WRITTEN EXERCISE: Write out the whole listing again, exactly as given.

* Start LISTED ENTRIES *

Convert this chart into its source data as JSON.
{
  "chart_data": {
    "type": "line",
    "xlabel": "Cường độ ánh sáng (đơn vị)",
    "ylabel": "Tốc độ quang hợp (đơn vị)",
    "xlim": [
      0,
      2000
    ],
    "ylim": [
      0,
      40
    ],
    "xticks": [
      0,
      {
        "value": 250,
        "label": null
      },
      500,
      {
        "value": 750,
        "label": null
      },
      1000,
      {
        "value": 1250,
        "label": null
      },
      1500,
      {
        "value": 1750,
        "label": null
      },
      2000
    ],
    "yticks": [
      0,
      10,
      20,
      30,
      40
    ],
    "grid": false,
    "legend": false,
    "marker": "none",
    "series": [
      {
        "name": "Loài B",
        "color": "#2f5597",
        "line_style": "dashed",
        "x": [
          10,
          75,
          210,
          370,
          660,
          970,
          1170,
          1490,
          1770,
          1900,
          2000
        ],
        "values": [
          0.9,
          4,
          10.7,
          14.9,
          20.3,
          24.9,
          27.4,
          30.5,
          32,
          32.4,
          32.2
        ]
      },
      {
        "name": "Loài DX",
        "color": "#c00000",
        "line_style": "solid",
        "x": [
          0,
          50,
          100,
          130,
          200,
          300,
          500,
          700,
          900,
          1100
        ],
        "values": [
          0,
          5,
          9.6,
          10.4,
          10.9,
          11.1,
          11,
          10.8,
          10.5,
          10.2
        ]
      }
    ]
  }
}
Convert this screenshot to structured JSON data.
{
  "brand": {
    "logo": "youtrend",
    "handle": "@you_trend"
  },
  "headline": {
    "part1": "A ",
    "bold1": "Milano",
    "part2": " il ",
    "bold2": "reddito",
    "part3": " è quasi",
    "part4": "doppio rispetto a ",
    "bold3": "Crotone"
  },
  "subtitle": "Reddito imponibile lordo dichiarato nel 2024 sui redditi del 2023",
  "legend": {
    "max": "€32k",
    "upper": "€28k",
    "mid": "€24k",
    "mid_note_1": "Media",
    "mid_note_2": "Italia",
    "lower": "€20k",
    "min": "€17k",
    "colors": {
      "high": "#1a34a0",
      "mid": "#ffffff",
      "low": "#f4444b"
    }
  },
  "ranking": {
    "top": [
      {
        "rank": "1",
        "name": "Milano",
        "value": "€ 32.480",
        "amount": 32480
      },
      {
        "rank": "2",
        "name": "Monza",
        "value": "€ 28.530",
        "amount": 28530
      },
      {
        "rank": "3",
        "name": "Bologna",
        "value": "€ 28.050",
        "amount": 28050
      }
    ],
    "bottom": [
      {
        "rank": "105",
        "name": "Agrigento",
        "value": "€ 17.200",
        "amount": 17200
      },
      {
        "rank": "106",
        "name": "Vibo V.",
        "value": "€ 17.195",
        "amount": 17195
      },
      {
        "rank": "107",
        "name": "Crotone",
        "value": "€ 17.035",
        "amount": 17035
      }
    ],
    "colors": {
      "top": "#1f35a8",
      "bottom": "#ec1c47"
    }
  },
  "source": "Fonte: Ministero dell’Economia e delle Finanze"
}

* End LISTED ENTRIES *

OUTPUT FOR THIS EXERCISE:
Convert this chart into its source data as JSON.
{
  "chart_data": {
    "type": "line",
    "xlabel": "Cường độ ánh sáng (đơn vị)",
    "ylabel": "Tốc độ quang hợp (đơn vị)",
    "xlim": [
      0,
      2000
    ],
    "ylim": [
      0,
      40
    ],
    "xticks": [
      0,
      {
        "value": 250,
        "label": null
      },
      500,
      {
        "value": 750,
        "label": null
      },
      1000,
      {
        "value": 1250,
        "label": null
      },
      1500,
      {
        "value": 1750,
        "label": null
      },
      2000
    ],
    "yticks": [
      0,
      10,
      20,
      30,
      40
    ],
    "grid": false,
    "legend": false,
    "marker": "none",
    "series": [
      {
        "name": "Loài B",
        "color": "#2f5597",
        "line_style": "dashed",
        "x": [
          10,
          75,
          210,
          370,
          660,
          970,
          1170,
          1490,
          1770,
          1900,
          2000
        ],
        "values": [
          0.9,
          4,
          10.7,
          14.9,
          20.3,
          24.9,
          27.4,
          30.5,
          32,
          32.4,
          32.2
        ]
      },
      {
        "name": "Loài DX",
        "color": "#c00000",
        "line_style": "solid",
        "x": [
          0,
          50,
          100,
          130,
          200,
          300,
          500,
          700,
          900,
          1100
        ],
        "values": [
          0,
          5,
          9.6,
          10.4,
          10.9,
          11.1,
          11,
          10.8,
          10.5,
          10.2
        ]
      }
    ]
  }
}
Convert this screenshot to structured JSON data.
{
  "brand": {
    "logo": "youtrend",
    "handle": "@you_trend"
  },
  "headline": {
    "part1": "A ",
    "bold1": "Milano",
    "part2": " il ",
    "bold2": "reddito",
    "part3": " è quasi",
    "part4": "doppio rispetto a ",
    "bold3": "Crotone"
  },
  "subtitle": "Reddito imponibile lordo dichiarato nel 2024 sui redditi del 2023",
  "legend": {
    "max": "€32k",
    "upper": "€28k",
    "mid": "€24k",
    "mid_note_1": "Media",
    "mid_note_2": "Italia",
    "lower": "€20k",
    "min": "€17k",
    "colors": {
      "high": "#1a34a0",
      "mid": "#ffffff",
      "low": "#f4444b"
    }
  },
  "ranking": {
    "top": [
      {
        "rank": "1",
        "name": "Milano",
        "value": "€ 32.480",
        "amount": 32480
      },
      {
        "rank": "2",
        "name": "Monza",
        "value": "€ 28.530",
        "amount": 28530
      },
      {
        "rank": "3",
        "name": "Bologna",
        "value": "€ 28.050",
        "amount": 28050
      }
    ],
    "bottom": [
      {
        "rank": "105",
        "name": "Agrigento",
        "value": "€ 17.200",
        "amount": 17200
      },
      {
        "rank": "106",
        "name": "Vibo V.",
        "value": "€ 17.195",
        "amount": 17195
      },
      {
        "rank": "107",
        "name": "Crotone",
        "value": "€ 17.035",
        "amount": 17035
      }
    ],
    "colors": {
      "top": "#1f35a8",
      "bottom": "#ec1c47"
    }
  },
  "source": "Fonte: Ministero dell’Economia e delle Finanze"
}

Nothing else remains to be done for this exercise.